> EXERCISE TASK
Wherever the string "document" appears in a line, extract that line.
── SUPPLIED MATERIAL
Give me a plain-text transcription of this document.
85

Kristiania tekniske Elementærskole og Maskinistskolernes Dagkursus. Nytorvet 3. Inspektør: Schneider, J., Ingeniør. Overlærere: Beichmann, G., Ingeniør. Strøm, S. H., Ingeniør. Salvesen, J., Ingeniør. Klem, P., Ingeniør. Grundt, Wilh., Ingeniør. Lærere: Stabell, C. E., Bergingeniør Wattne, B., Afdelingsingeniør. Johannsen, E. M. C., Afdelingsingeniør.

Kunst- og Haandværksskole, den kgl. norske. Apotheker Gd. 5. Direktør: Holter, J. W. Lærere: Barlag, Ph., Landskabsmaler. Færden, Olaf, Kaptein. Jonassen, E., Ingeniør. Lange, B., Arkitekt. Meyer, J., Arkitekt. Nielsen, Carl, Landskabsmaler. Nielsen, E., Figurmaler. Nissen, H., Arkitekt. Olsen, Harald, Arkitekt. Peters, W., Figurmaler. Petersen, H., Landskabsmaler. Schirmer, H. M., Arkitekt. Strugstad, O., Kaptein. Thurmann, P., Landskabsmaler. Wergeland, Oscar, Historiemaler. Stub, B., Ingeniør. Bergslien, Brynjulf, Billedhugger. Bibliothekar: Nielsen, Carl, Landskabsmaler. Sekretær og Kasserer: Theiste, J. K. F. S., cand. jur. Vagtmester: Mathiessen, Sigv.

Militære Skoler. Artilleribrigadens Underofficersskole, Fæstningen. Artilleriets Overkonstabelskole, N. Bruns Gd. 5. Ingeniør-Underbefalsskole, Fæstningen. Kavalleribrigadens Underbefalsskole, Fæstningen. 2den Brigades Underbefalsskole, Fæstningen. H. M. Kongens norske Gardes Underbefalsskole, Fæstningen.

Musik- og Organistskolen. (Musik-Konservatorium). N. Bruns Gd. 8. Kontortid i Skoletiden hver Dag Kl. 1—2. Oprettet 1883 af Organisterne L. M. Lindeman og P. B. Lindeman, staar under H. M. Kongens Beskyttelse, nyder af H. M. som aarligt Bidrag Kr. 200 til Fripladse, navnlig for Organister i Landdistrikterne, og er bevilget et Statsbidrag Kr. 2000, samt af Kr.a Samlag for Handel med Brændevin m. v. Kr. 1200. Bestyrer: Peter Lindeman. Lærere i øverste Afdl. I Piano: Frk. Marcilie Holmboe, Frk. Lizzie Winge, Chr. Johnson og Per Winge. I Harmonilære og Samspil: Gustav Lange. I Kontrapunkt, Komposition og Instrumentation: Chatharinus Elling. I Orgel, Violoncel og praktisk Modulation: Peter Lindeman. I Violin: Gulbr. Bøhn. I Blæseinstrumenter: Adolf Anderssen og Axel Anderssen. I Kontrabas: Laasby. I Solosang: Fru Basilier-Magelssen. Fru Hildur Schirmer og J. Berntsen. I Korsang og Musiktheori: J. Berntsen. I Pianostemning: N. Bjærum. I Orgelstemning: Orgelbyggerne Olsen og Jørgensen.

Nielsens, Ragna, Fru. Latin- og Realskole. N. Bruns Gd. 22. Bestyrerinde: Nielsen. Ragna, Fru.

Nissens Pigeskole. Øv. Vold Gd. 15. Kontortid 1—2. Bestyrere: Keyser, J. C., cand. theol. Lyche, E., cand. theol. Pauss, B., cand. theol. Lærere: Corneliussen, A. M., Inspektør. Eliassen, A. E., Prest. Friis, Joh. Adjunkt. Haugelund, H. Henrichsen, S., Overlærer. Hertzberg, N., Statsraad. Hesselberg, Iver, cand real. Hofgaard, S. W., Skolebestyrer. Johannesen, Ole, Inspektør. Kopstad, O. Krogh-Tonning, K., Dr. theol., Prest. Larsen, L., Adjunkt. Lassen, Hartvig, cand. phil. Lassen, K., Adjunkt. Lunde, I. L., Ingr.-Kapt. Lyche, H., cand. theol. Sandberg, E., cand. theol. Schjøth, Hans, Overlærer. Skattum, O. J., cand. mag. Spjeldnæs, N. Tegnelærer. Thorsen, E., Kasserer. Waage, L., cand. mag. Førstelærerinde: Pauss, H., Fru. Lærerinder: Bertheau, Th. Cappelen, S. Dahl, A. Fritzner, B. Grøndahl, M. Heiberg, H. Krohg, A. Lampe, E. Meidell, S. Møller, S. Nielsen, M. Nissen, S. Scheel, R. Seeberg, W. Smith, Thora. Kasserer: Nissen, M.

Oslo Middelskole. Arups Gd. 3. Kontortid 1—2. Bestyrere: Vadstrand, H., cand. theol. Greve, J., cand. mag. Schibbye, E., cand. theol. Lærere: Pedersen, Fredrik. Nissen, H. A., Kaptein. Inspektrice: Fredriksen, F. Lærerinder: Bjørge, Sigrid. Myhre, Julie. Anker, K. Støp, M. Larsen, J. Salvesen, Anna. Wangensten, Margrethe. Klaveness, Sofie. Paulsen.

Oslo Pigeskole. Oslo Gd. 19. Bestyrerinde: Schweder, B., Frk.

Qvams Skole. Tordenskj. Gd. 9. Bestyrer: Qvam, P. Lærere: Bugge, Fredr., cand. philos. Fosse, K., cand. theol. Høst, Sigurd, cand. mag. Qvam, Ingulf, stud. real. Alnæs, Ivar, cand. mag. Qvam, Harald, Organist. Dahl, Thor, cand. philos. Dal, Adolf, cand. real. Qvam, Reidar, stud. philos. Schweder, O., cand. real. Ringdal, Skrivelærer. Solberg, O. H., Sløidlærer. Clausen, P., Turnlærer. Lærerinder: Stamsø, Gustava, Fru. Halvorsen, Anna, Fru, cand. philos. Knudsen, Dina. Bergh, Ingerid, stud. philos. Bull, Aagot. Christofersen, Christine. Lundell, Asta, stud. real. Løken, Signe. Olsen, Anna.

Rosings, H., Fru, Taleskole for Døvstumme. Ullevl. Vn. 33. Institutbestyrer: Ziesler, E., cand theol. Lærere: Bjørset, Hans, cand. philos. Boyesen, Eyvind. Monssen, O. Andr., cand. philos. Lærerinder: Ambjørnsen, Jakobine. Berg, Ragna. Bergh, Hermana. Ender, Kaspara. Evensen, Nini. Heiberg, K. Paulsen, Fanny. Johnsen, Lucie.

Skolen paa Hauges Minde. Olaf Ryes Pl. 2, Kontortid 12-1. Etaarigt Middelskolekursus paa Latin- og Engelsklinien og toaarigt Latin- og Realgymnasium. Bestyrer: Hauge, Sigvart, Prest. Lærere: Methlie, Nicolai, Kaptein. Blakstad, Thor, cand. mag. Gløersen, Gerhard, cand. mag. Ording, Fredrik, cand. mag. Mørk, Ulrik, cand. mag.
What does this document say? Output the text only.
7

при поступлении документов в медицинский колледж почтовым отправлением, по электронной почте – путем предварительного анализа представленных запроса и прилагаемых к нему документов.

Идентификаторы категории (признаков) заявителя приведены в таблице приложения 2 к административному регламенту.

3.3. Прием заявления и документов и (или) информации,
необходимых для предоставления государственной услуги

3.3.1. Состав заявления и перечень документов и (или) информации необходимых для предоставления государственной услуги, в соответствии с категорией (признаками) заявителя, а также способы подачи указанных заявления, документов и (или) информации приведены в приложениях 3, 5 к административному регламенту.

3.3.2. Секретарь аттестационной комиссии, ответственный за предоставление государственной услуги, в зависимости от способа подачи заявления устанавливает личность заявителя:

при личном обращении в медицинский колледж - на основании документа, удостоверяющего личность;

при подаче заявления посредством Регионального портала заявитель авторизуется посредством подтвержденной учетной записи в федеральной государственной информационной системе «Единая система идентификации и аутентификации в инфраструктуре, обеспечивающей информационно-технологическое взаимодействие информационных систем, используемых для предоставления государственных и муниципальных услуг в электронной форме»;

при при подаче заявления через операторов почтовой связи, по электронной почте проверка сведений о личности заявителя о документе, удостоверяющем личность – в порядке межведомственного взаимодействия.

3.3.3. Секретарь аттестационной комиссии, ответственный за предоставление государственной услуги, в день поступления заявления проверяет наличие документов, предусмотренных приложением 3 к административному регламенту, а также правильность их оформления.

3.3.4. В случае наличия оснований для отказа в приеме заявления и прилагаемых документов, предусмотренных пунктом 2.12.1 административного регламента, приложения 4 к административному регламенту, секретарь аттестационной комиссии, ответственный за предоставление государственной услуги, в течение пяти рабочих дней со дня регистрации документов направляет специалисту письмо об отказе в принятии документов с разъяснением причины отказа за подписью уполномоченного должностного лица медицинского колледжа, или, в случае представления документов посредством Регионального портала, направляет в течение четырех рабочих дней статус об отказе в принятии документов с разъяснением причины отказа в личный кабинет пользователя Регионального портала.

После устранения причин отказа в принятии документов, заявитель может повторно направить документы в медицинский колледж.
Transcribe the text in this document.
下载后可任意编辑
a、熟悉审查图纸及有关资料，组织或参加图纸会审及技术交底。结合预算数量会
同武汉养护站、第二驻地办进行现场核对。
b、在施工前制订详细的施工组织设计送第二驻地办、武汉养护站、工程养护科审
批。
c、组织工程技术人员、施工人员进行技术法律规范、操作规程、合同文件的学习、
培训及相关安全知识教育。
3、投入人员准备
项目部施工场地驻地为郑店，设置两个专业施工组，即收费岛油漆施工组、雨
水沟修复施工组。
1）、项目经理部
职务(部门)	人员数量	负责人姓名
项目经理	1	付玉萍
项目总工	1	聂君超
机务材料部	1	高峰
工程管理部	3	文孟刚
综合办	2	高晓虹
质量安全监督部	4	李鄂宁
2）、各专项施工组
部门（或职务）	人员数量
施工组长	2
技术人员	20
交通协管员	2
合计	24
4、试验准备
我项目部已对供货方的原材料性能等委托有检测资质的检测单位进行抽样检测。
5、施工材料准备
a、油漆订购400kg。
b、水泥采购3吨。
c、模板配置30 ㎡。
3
────
> EXERCISE RESPONSE
Give me a plain-text transcription of this document.
What does this document say? Output the text only.
Transcribe the text in this document.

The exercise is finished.